## Goal of the exercise:
Each line that follows is to be retyped exactly.

## Provided data:
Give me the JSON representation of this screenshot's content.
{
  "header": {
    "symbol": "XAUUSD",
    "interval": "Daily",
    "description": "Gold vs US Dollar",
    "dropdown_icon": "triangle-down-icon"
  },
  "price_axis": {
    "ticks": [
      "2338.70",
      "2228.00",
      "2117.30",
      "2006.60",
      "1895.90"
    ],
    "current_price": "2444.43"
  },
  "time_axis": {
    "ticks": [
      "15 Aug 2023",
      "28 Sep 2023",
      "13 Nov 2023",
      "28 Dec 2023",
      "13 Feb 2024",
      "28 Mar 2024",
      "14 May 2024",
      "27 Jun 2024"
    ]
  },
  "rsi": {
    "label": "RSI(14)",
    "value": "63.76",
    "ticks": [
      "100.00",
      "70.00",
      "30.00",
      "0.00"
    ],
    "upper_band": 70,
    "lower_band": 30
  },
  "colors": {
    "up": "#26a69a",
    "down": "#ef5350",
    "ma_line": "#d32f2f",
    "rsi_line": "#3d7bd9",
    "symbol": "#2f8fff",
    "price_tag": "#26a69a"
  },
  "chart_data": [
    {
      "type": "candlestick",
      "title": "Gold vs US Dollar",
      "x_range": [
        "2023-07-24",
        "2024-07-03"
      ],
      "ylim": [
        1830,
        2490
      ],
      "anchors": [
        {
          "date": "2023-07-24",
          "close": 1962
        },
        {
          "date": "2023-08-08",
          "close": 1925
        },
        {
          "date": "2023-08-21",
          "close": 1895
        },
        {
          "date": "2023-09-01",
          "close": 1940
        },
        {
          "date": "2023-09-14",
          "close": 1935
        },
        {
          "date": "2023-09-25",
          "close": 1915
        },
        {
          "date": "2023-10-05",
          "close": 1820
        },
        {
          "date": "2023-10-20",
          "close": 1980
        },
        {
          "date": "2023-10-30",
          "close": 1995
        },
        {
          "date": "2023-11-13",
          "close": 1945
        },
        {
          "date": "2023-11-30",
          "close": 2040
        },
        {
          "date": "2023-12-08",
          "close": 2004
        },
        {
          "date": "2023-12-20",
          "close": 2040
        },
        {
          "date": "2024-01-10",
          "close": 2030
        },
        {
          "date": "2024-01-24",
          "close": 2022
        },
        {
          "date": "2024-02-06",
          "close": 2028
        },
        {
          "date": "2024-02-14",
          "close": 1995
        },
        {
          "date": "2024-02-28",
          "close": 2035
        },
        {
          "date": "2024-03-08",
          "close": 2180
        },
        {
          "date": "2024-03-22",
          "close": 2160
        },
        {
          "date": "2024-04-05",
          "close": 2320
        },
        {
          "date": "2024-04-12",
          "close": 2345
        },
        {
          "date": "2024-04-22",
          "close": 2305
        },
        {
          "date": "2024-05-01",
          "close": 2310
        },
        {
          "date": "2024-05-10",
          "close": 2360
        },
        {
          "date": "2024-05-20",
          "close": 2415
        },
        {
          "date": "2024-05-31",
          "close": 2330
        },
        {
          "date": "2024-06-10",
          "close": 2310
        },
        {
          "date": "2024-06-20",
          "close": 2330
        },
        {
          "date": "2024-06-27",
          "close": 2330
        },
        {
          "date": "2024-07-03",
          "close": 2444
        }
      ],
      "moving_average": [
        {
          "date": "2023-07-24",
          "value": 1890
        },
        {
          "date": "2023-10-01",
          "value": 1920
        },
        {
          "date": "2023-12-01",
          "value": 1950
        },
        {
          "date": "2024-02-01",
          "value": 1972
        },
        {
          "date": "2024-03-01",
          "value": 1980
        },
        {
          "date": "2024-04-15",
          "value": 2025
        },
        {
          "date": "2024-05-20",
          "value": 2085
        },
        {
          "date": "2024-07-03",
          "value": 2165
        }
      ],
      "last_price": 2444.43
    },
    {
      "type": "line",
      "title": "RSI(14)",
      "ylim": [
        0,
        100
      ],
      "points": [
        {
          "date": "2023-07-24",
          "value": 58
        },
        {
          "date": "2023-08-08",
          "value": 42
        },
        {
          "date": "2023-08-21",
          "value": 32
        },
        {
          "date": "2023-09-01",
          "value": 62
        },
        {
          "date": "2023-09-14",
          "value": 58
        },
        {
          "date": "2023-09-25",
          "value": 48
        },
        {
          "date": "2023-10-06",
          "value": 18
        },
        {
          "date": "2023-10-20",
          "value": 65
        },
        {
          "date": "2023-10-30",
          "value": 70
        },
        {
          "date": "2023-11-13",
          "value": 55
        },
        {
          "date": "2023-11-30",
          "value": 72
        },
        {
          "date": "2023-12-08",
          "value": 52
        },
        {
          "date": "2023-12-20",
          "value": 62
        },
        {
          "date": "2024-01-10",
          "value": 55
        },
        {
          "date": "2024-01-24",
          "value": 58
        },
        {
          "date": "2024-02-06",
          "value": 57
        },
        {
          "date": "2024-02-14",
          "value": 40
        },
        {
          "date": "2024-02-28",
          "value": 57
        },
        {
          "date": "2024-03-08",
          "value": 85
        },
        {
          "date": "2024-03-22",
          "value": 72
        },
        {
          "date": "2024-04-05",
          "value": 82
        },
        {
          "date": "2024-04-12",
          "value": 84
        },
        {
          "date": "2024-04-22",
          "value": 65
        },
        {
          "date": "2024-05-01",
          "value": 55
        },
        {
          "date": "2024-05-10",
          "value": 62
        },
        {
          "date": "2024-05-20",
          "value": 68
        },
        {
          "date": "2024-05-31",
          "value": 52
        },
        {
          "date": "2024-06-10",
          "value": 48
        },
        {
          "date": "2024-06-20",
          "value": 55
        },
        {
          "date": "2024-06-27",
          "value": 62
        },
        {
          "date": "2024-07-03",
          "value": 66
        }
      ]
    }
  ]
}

## Output for this exercise:
Give me the JSON representation of this screenshot's content.
{
  "header": {
    "symbol": "XAUUSD",
    "interval": "Daily",
    "description": "Gold vs US Dollar",
    "dropdown_icon": "triangle-down-icon"
  },
  "price_axis": {
    "ticks": [
      "2338.70",
      "2228.00",
      "2117.30",
      "2006.60",
      "1895.90"
    ],
    "current_price": "2444.43"
  },
  "time_axis": {
    "ticks": [
      "15 Aug 2023",
      "28 Sep 2023",
      "13 Nov 2023",
      "28 Dec 2023",
      "13 Feb 2024",
      "28 Mar 2024",
      "14 May 2024",
      "27 Jun 2024"
    ]
  },
  "rsi": {
    "label": "RSI(14)",
    "value": "63.76",
    "ticks": [
      "100.00",
      "70.00",
      "30.00",
      "0.00"
    ],
    "upper_band": 70,
    "lower_band": 30
  },
  "colors": {
    "up": "#26a69a",
    "down": "#ef5350",
    "ma_line": "#d32f2f",
    "rsi_line": "#3d7bd9",
    "symbol": "#2f8fff",
    "price_tag": "#26a69a"
  },
  "chart_data": [
    {
      "type": "candlestick",
      "title": "Gold vs US Dollar",
      "x_range": [
        "2023-07-24",
        "2024-07-03"
      ],
      "ylim": [
        1830,
        2490
      ],
      "anchors": [
        {
          "date": "2023-07-24",
          "close": 1962
        },
        {
          "date": "2023-08-08",
          "close": 1925
        },
        {
          "date": "2023-08-21",
          "close": 1895
        },
        {
          "date": "2023-09-01",
          "close": 1940
        },
        {
          "date": "2023-09-14",
          "close": 1935
        },
        {
          "date": "2023-09-25",
          "close": 1915
        },
        {
          "date": "2023-10-05",
          "close": 1820
        },
        {
          "date": "2023-10-20",
          "close": 1980
        },
        {
          "date": "2023-10-30",
          "close": 1995
        },
        {
          "date": "2023-11-13",
          "close": 1945
        },
        {
          "date": "2023-11-30",
          "close": 2040
        },
        {
          "date": "2023-12-08",
          "close": 2004
        },
        {
          "date": "2023-12-20",
          "close": 2040
        },
        {
          "date": "2024-01-10",
          "close": 2030
        },
        {
          "date": "2024-01-24",
          "close": 2022
        },
        {
          "date": "2024-02-06",
          "close": 2028
        },
        {
          "date": "2024-02-14",
          "close": 1995
        },
        {
          "date": "2024-02-28",
          "close": 2035
        },
        {
          "date": "2024-03-08",
          "close": 2180
        },
        {
          "date": "2024-03-22",
          "close": 2160
        },
        {
          "date": "2024-04-05",
          "close": 2320
        },
        {
          "date": "2024-04-12",
          "close": 2345
        },
        {
          "date": "2024-04-22",
          "close": 2305
        },
        {
          "date": "2024-05-01",
          "close": 2310
        },
        {
          "date": "2024-05-10",
          "close": 2360
        },
        {
          "date": "2024-05-20",
          "close": 2415
        },
        {
          "date": "2024-05-31",
          "close": 2330
        },
        {
          "date": "2024-06-10",
          "close": 2310
        },
        {
          "date": "2024-06-20",
          "close": 2330
        },
        {
          "date": "2024-06-27",
          "close": 2330
        },
        {
          "date": "2024-07-03",
          "close": 2444
        }
      ],
      "moving_average": [
        {
          "date": "2023-07-24",
          "value": 1890
        },
        {
          "date": "2023-10-01",
          "value": 1920
        },
        {
          "date": "2023-12-01",
          "value": 1950
        },
        {
          "date": "2024-02-01",
          "value": 1972
        },
        {
          "date": "2024-03-01",
          "value": 1980
        },
        {
          "date": "2024-04-15",
          "value": 2025
        },
        {
          "date": "2024-05-20",
          "value": 2085
        },
        {
          "date": "2024-07-03",
          "value": 2165
        }
      ],
      "last_price": 2444.43
    },
    {
      "type": "line",
      "title": "RSI(14)",
      "ylim": [
        0,
        100
      ],
      "points": [
        {
          "date": "2023-07-24",
          "value": 58
        },
        {
          "date": "2023-08-08",
          "value": 42
        },
        {
          "date": "2023-08-21",
          "value": 32
        },
        {
          "date": "2023-09-01",
          "value": 62
        },
        {
          "date": "2023-09-14",
          "value": 58
        },
        {
          "date": "2023-09-25",
          "value": 48
        },
        {
          "date": "2023-10-06",
          "value": 18
        },
        {
          "date": "2023-10-20",
          "value": 65
        },
        {
          "date": "2023-10-30",
          "value": 70
        },
        {
          "date": "2023-11-13",
          "value": 55
        },
        {
          "date": "2023-11-30",
          "value": 72
        },
        {
          "date": "2023-12-08",
          "value": 52
        },
        {
          "date": "2023-12-20",
          "value": 62
        },
        {
          "date": "2024-01-10",
          "value": 55
        },
        {
          "date": "2024-01-24",
          "value": 58
        },
        {
          "date": "2024-02-06",
          "value": 57
        },
        {
          "date": "2024-02-14",
          "value": 40
        },
        {
          "date": "2024-02-28",
          "value": 57
        },
        {
          "date": "2024-03-08",
          "value": 85
        },
        {
          "date": "2024-03-22",
          "value": 72
        },
        {
          "date": "2024-04-05",
          "value": 82
        },
        {
          "date": "2024-04-12",
          "value": 84
        },
        {
          "date": "2024-04-22",
          "value": 65
        },
        {
          "date": "2024-05-01",
          "value": 55
        },
        {
          "date": "2024-05-10",
          "value": 62
        },
        {
          "date": "2024-05-20",
          "value": 68
        },
        {
          "date": "2024-05-31",
          "value": 52
        },
        {
          "date": "2024-06-10",
          "value": 48
        },
        {
          "date": "2024-06-20",
          "value": 55
        },
        {
          "date": "2024-06-27",
          "value": 62
        },
        {
          "date": "2024-07-03",
          "value": 66
        }
      ]
    }
  ]
}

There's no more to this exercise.